Exercise details:
Return each line holding the string "Marie".

Excerpted data:
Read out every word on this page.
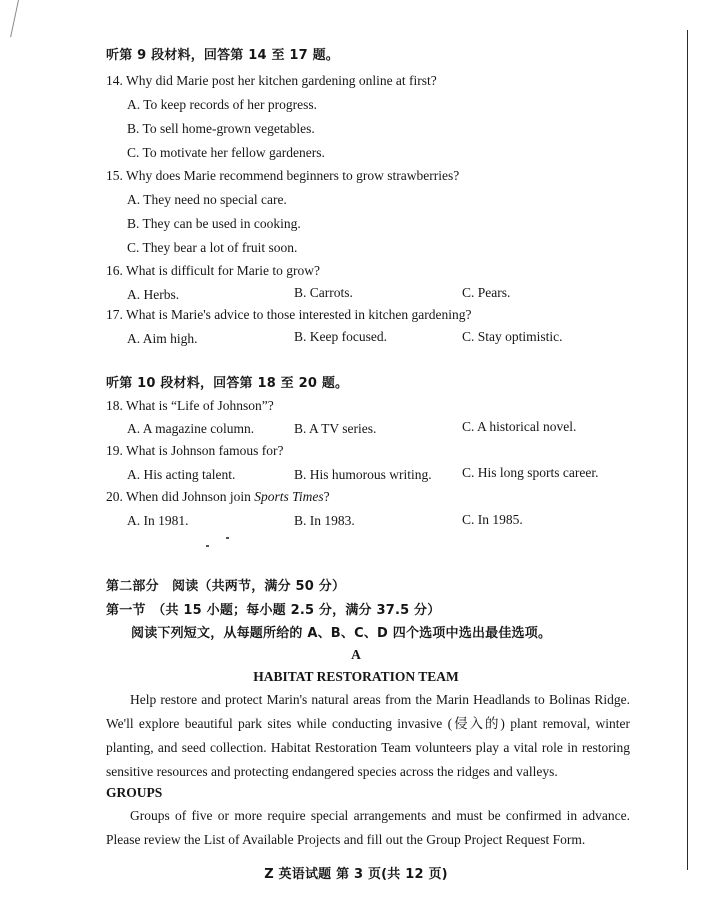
听第 9 段材料，回答第 14 至 17 题。
14. Why did Marie post her kitchen gardening online at first?
A. To keep records of her progress.
B. To sell home-grown vegetables.
C. To motivate her fellow gardeners.
15. Why does Marie recommend beginners to grow strawberries?
A. They need no special care.
B. They can be used in cooking.
C. They bear a lot of fruit soon.
16. What is difficult for Marie to grow?
A. Herbs.	B. Carrots.	C. Pears.
17. What is Marie's advice to those interested in kitchen gardening?
A. Aim high.	B. Keep focused.	C. Stay optimistic.
听第 10 段材料，回答第 18 至 20 题。
18. What is “Life of Johnson”?
A. A magazine column.	B. A TV series.	C. A historical novel.
19. What is Johnson famous for?
A. His acting talent.	B. His humorous writing. C. His long sports career.
20. When did Johnson join Sports Times?
A. In 1981.	B. In 1983.	C. In 1985.
第二部分　阅读（共两节，满分 50 分）
第一节　（共 15 小题；每小题 2.5 分，满分 37.5 分）
阅读下列短文，从每题所给的 A、B、C、D 四个选项中选出最佳选项。
A
HABITAT RESTORATION TEAM
Help restore and protect Marin's natural areas from the Marin Headlands to Bolinas Ridge. We'll explore beautiful park sites while conducting invasive (侵入的) plant removal, winter planting, and seed collection. Habitat Restoration Team volunteers play a vital role in restoring sensitive resources and protecting endangered species across the ridges and valleys.
GROUPS
Groups of five or more require special arrangements and must be confirmed in advance. Please review the List of Available Projects and fill out the Group Project Request Form.
Z 英语试题 第 3 页(共 12 页)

Answer in full:
14. Why did Marie post her kitchen gardening online at first?
15. Why does Marie recommend beginners to grow strawberries?
16. What is difficult for Marie to grow?
17. What is Marie's advice to those interested in kitchen gardening?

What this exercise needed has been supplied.